## BEGIN Source material
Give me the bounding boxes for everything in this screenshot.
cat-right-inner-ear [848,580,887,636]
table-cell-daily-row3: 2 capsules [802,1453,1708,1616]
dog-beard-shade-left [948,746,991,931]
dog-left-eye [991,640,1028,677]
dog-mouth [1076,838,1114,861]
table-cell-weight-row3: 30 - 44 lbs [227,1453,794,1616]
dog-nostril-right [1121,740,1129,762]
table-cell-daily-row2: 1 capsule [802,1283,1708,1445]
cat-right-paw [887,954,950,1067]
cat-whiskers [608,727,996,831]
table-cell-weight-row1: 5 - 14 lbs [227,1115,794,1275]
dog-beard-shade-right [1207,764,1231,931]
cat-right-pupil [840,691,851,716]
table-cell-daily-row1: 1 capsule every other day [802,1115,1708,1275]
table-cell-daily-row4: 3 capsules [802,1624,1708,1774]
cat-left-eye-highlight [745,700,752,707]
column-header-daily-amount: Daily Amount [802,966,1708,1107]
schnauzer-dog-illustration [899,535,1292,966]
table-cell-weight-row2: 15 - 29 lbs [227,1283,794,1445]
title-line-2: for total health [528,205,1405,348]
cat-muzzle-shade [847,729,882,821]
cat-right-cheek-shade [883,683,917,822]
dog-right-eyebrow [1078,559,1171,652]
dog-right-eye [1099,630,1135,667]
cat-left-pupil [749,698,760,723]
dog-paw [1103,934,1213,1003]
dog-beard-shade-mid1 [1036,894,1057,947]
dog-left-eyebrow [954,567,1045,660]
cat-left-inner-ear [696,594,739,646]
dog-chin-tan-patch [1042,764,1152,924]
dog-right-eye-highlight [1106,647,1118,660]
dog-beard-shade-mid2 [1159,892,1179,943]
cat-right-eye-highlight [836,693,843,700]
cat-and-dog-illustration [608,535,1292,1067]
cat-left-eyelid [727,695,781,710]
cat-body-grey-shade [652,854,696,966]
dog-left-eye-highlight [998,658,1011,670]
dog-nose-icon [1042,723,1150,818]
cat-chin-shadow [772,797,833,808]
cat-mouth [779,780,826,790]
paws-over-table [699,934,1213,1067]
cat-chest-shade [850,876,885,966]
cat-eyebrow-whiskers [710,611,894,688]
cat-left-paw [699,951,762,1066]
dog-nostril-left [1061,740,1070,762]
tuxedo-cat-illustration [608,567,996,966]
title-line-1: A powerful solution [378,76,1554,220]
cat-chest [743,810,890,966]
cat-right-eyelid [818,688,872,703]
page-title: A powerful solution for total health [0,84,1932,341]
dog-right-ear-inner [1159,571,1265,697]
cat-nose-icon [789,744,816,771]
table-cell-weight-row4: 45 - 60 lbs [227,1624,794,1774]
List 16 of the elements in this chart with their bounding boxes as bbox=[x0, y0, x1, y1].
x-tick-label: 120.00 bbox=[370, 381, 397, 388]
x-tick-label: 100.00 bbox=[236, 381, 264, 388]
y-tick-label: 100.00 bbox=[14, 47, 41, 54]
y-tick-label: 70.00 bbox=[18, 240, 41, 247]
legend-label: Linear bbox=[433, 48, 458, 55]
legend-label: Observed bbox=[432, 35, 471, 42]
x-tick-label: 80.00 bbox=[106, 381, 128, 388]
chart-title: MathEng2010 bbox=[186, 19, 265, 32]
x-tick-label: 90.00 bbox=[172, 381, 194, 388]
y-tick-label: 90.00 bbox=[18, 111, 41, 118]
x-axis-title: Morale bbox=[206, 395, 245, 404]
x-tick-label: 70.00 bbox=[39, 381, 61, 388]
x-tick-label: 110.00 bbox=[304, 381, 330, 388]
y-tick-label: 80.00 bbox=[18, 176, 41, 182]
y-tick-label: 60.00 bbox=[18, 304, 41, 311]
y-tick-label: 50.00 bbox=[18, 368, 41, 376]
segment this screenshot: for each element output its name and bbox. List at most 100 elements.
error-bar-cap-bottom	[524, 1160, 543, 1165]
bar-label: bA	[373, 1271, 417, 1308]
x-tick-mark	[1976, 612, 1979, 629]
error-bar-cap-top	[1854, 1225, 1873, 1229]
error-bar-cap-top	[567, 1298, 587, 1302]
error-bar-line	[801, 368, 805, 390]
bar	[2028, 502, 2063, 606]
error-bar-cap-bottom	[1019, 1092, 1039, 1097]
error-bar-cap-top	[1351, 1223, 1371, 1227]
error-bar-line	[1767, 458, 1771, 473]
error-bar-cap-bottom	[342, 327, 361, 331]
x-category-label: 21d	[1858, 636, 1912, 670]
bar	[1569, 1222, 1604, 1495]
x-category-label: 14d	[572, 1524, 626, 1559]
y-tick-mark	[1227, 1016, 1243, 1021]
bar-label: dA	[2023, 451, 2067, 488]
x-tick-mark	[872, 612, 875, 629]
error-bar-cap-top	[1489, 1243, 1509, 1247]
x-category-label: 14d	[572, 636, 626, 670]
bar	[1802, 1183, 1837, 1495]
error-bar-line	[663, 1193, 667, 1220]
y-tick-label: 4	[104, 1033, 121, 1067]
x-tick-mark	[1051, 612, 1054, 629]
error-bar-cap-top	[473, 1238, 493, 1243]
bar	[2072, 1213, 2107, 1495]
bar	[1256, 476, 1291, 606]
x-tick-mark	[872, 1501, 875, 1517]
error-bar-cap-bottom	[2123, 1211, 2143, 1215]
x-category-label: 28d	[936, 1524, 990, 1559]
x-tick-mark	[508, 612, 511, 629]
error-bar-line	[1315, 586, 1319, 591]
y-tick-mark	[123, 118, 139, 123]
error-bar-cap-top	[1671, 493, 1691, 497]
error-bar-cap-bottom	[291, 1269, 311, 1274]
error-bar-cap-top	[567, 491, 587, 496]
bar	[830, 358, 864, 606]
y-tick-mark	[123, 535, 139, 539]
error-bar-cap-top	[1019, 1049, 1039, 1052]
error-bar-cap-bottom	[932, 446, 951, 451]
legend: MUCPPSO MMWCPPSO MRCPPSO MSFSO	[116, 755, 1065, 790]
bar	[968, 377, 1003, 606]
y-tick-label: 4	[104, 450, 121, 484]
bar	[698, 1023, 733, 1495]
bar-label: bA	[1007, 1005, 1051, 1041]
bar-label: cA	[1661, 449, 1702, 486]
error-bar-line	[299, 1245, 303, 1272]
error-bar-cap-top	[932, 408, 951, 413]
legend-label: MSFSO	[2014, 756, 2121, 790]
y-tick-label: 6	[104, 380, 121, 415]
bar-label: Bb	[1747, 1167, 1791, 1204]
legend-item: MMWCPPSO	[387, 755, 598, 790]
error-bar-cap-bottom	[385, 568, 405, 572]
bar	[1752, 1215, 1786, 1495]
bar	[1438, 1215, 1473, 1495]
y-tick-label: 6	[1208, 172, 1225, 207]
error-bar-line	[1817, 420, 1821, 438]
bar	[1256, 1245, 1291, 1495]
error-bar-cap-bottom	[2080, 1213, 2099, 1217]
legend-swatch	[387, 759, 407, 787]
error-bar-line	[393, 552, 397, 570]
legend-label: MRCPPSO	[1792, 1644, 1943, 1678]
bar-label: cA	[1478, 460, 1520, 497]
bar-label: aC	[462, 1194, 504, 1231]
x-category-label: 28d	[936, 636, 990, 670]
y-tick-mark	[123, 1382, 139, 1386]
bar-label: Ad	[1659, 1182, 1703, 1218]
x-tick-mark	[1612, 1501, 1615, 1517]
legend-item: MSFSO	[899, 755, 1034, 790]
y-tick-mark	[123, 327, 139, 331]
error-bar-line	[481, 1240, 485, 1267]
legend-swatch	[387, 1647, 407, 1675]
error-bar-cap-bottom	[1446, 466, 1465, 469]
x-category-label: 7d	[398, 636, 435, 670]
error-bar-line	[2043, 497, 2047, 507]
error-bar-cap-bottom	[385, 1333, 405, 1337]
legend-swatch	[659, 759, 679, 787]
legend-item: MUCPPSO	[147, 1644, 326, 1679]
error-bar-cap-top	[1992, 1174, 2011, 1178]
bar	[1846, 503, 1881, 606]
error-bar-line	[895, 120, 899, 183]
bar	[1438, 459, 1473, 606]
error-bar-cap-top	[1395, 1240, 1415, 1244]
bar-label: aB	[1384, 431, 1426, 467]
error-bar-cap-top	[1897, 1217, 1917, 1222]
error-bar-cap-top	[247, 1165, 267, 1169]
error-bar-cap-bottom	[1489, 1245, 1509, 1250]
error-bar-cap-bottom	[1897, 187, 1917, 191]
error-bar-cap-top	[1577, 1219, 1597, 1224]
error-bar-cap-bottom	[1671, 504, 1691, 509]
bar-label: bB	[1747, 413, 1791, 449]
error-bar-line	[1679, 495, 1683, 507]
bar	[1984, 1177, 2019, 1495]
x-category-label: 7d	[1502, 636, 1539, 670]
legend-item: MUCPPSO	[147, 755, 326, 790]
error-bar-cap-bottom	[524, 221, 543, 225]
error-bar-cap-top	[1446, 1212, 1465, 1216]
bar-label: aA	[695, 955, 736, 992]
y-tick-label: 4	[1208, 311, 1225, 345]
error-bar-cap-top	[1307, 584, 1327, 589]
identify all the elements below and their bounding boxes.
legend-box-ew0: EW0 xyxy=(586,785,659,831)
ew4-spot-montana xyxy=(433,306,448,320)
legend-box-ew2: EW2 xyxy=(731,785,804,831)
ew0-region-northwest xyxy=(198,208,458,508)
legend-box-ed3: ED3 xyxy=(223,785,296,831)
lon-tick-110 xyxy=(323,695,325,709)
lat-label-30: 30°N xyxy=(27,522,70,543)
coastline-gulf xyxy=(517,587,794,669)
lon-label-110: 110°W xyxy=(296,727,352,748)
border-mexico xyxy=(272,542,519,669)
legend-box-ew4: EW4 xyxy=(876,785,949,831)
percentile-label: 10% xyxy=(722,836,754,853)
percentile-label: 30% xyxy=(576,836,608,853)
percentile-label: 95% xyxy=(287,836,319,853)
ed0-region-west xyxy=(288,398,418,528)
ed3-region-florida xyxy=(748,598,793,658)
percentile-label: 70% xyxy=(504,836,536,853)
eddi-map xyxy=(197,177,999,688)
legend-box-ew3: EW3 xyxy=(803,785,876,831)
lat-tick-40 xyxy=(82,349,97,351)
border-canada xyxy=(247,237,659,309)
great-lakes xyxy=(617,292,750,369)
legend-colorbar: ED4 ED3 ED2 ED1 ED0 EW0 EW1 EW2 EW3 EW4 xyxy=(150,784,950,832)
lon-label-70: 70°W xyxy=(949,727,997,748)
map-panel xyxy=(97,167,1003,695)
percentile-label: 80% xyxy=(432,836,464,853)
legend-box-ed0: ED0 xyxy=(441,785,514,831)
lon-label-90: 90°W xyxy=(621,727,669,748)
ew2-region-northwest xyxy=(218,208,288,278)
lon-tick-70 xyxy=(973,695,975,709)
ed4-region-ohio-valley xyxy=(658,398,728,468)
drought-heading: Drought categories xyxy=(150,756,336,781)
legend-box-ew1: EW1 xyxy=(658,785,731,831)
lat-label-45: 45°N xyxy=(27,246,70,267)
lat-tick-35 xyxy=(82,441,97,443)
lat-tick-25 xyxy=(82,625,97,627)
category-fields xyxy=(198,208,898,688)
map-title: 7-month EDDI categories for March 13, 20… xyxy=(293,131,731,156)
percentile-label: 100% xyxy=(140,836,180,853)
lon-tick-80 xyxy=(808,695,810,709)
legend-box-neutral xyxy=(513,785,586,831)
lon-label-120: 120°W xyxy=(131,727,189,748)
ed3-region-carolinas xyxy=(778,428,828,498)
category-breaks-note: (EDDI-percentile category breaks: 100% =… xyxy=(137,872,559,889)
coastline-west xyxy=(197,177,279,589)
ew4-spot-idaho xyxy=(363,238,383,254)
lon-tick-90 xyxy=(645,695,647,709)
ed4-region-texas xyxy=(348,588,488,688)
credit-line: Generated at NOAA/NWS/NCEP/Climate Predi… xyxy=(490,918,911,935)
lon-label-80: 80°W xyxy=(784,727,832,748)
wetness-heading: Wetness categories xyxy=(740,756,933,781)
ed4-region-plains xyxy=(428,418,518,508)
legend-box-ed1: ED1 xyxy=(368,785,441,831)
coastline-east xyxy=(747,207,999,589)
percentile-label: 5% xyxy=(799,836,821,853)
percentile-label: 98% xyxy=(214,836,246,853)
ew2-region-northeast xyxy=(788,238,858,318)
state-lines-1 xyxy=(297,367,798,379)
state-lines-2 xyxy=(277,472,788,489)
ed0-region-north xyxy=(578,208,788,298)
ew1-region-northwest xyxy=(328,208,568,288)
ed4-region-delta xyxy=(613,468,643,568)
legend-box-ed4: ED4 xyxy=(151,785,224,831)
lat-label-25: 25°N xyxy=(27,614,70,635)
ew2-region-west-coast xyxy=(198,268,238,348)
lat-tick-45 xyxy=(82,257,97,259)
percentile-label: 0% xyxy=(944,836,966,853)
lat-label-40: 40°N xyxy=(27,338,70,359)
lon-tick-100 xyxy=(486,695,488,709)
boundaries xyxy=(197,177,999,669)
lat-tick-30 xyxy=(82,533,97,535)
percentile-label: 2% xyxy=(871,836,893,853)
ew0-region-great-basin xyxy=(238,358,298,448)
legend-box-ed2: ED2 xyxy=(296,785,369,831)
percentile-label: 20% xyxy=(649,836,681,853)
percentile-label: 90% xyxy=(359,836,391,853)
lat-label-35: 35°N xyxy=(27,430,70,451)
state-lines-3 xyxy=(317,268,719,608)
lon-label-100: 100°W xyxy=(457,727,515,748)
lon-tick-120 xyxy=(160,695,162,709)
## END Source material
- _Task statement_:
Change "Daily Amount" to "Daily Dose" in everything from the start of the listing down to the line containing "cat-body-grey-shade [652,854,696,966]", and give those lines back with nothing else altered.

- _Final result_:
Give me the bounding boxes for everything in this screenshot.
cat-right-inner-ear [848,580,887,636]
table-cell-daily-row3: 2 capsules [802,1453,1708,1616]
dog-beard-shade-left [948,746,991,931]
dog-left-eye [991,640,1028,677]
dog-mouth [1076,838,1114,861]
table-cell-weight-row3: 30 - 44 lbs [227,1453,794,1616]
dog-nostril-right [1121,740,1129,762]
table-cell-daily-row2: 1 capsule [802,1283,1708,1445]
cat-right-paw [887,954,950,1067]
cat-whiskers [608,727,996,831]
table-cell-weight-row1: 5 - 14 lbs [227,1115,794,1275]
dog-beard-shade-right [1207,764,1231,931]
cat-right-pupil [840,691,851,716]
table-cell-daily-row1: 1 capsule every other day [802,1115,1708,1275]
table-cell-daily-row4: 3 capsules [802,1624,1708,1774]
cat-left-eye-highlight [745,700,752,707]
column-header-daily-amount: Daily Dose [802,966,1708,1107]
schnauzer-dog-illustration [899,535,1292,966]
table-cell-weight-row2: 15 - 29 lbs [227,1283,794,1445]
title-line-2: for total health [528,205,1405,348]
cat-muzzle-shade [847,729,882,821]
cat-right-cheek-shade [883,683,917,822]
dog-right-eyebrow [1078,559,1171,652]
dog-right-eye [1099,630,1135,667]
cat-left-pupil [749,698,760,723]
dog-paw [1103,934,1213,1003]
dog-beard-shade-mid1 [1036,894,1057,947]
dog-left-eyebrow [954,567,1045,660]
cat-left-inner-ear [696,594,739,646]
dog-chin-tan-patch [1042,764,1152,924]
dog-right-eye-highlight [1106,647,1118,660]
dog-beard-shade-mid2 [1159,892,1179,943]
cat-right-eye-highlight [836,693,843,700]
cat-and-dog-illustration [608,535,1292,1067]
cat-left-eyelid [727,695,781,710]
cat-body-grey-shade [652,854,696,966]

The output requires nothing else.